- EXERCISE DESCRIPTION -
Find how many lines in the data below include the word "Temperatursensor", then write only that number.

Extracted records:
┄┄┄┄┄┄┄┄┄┄┄┄┄┄┄┄┄┄┄┄

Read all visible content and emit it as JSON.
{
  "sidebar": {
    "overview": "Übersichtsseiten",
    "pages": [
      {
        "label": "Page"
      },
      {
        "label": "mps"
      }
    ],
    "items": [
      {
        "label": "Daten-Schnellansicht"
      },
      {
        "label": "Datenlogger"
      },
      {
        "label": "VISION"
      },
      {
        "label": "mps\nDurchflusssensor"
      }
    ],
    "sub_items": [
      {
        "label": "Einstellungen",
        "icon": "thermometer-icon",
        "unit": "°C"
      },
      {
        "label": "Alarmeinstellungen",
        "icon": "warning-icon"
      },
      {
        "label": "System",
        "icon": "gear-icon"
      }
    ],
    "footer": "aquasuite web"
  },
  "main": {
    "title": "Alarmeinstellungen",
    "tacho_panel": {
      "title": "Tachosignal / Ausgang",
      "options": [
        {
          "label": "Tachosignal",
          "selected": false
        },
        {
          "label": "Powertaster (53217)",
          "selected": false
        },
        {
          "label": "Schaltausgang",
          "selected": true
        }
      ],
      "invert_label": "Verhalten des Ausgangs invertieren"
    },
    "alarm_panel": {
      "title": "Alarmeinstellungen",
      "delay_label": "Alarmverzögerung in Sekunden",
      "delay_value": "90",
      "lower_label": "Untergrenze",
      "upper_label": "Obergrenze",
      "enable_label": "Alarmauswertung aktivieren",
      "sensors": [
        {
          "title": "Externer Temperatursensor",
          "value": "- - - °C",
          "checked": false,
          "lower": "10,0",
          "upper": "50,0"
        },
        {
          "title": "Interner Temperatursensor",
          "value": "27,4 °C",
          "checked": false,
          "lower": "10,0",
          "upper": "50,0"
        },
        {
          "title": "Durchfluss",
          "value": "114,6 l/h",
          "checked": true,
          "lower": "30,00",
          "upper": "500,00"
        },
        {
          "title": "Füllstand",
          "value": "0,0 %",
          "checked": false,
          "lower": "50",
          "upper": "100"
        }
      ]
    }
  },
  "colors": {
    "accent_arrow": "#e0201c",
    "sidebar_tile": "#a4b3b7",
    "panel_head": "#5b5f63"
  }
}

┄┄┄┄┄┄┄┄┄┄┄┄┄┄┄┄┄┄┄┄

- SOLUTION -
2